• Information provided

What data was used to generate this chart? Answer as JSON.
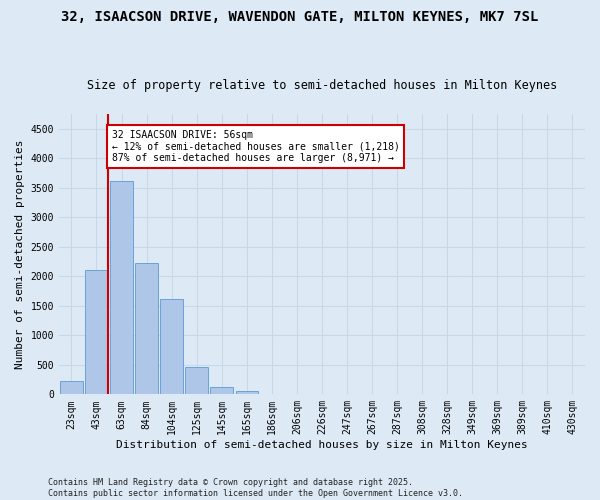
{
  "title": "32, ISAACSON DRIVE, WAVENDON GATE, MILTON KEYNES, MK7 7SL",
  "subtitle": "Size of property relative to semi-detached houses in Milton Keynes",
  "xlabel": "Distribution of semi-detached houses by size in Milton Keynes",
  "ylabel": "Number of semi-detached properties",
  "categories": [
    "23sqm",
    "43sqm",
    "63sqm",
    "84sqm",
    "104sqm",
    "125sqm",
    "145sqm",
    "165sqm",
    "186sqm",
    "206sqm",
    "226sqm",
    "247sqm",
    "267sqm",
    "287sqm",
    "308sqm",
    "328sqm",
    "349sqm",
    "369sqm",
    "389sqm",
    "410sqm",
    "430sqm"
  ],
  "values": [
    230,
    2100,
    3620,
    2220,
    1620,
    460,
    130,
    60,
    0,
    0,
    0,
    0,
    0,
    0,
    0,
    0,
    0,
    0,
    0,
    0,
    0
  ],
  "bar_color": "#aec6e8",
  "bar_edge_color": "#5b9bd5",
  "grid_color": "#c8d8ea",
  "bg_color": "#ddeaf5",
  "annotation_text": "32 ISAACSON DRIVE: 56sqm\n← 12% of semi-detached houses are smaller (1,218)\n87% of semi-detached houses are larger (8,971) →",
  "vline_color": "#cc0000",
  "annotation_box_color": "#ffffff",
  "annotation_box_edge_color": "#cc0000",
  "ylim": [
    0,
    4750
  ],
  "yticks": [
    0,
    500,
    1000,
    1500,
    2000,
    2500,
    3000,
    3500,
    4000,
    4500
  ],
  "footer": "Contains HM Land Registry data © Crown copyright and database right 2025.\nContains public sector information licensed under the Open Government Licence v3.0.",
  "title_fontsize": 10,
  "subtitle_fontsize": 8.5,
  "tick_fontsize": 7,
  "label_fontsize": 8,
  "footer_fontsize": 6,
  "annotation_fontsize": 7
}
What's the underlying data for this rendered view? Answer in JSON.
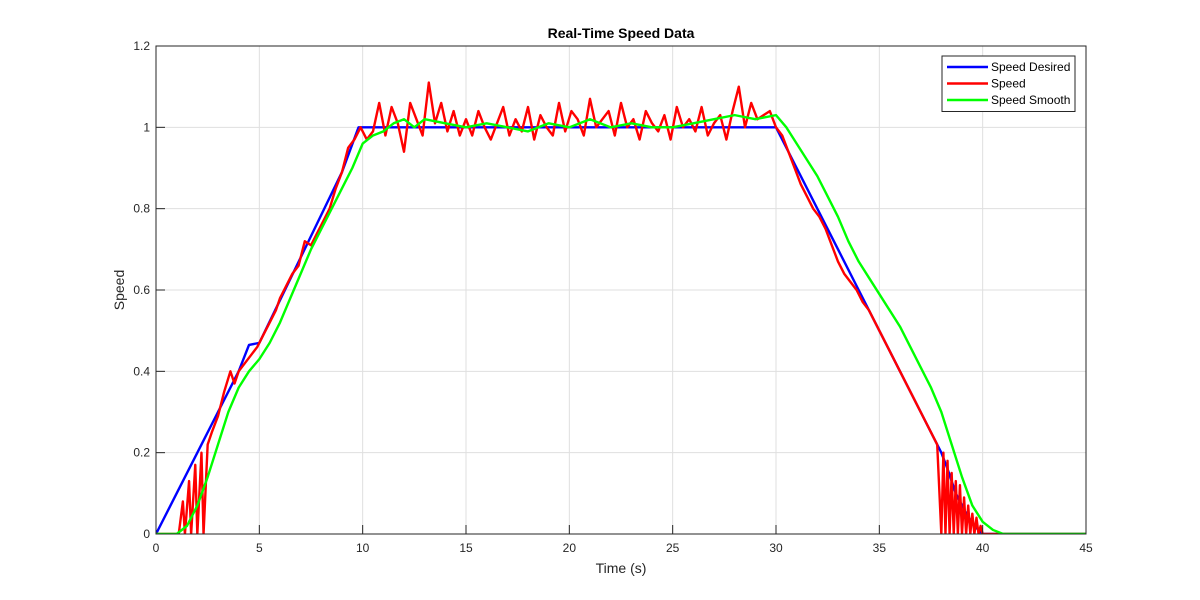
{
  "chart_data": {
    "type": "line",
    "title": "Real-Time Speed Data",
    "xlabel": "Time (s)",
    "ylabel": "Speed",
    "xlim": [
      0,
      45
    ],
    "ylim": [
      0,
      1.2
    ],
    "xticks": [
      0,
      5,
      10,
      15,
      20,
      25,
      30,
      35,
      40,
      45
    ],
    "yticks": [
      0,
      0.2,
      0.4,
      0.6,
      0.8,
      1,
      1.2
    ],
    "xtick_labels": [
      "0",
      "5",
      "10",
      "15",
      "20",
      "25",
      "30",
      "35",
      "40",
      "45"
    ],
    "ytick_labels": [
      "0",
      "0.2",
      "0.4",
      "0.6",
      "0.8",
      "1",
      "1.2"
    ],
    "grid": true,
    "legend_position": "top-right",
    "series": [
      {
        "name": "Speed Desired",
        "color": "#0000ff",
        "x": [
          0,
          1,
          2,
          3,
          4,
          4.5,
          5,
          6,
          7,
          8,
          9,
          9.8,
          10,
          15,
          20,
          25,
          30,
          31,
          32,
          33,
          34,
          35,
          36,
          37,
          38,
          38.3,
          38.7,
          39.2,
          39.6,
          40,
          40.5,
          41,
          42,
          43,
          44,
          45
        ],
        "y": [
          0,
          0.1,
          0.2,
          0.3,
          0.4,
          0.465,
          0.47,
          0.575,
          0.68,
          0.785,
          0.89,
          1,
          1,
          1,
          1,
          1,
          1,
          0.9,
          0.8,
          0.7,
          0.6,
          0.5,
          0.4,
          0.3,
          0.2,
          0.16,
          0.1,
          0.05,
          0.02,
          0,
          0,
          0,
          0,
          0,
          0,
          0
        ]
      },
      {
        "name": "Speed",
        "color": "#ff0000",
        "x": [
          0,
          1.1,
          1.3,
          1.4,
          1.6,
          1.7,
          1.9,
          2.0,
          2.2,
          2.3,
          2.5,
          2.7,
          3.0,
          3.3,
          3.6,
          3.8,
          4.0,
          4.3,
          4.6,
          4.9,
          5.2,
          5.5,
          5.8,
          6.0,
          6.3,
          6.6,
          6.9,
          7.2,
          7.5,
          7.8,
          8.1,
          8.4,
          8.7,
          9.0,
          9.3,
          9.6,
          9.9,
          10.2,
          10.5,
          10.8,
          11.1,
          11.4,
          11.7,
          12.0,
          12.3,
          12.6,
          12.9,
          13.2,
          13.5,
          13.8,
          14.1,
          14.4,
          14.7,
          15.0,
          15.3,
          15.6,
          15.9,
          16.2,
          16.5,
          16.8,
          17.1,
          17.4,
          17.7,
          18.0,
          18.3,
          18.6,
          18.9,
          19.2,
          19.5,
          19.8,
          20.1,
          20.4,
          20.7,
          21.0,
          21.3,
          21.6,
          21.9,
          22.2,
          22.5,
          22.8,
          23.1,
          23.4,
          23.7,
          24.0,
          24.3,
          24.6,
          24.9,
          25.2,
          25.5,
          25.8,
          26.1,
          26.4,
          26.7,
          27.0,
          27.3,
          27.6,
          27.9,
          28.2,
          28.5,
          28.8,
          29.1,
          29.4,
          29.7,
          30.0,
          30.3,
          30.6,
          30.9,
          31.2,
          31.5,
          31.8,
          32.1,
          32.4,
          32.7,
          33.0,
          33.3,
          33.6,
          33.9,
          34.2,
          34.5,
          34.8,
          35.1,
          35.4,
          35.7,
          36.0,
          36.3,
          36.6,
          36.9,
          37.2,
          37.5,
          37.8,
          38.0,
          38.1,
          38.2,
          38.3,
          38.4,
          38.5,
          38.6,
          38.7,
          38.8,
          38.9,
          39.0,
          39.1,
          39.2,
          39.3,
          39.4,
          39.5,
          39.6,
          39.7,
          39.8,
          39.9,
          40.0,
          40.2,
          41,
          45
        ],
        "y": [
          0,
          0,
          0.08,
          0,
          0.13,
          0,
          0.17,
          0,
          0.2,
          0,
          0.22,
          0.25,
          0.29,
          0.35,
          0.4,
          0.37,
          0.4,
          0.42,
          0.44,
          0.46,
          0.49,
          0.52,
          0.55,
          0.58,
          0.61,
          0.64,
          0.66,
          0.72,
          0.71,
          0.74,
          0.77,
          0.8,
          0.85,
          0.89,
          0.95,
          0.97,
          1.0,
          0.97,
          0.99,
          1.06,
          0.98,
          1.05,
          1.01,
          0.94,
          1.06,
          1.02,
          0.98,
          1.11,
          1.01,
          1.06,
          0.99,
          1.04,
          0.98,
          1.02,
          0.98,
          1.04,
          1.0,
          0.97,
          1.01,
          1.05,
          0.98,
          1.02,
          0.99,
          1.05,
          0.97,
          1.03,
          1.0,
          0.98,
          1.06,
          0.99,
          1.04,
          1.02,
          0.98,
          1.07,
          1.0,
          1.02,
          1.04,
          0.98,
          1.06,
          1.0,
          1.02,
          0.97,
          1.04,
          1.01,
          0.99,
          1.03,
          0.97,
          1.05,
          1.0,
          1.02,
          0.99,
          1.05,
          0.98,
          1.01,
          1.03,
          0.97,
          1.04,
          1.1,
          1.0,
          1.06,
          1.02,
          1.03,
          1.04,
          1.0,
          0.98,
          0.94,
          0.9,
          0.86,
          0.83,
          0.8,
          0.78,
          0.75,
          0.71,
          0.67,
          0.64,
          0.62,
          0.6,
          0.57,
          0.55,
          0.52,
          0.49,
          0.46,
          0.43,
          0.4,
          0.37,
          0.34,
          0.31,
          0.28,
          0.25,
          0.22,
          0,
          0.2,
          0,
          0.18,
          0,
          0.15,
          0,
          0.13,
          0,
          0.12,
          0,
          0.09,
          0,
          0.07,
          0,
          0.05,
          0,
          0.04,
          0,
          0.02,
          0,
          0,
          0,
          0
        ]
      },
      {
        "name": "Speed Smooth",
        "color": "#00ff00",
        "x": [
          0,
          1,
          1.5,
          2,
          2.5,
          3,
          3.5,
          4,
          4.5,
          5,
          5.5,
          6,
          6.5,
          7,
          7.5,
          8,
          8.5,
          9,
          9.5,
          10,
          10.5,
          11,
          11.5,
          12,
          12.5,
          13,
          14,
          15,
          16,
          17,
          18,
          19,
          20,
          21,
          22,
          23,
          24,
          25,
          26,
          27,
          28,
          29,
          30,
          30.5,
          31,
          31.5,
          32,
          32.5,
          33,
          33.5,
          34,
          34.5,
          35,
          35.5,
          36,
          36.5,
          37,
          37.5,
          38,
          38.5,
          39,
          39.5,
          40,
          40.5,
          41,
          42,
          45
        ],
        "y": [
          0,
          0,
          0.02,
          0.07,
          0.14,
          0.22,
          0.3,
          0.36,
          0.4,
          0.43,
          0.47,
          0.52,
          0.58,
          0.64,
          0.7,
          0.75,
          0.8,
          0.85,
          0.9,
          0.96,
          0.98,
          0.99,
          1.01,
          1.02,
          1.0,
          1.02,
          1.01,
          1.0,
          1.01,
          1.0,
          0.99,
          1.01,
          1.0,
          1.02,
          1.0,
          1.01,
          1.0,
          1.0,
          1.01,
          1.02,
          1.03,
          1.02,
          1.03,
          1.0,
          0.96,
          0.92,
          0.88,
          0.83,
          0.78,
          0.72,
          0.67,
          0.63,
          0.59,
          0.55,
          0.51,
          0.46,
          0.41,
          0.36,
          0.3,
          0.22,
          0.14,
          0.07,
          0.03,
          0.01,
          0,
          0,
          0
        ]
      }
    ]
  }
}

• The problem
Which lines hold the word "houses"? Show each one.

• Task output
  "subtitle": "Size of property relative to semi-detached houses in Milton Keynes",
  "xlabel": "Distribution of semi-detached houses by size in Milton Keynes",
  "annotation_text": "32 ISAACSON DRIVE: 56sqm\n← 12% of semi-detached houses are smaller (1,218)\n87% of semi-detached houses are larger (8,971) →",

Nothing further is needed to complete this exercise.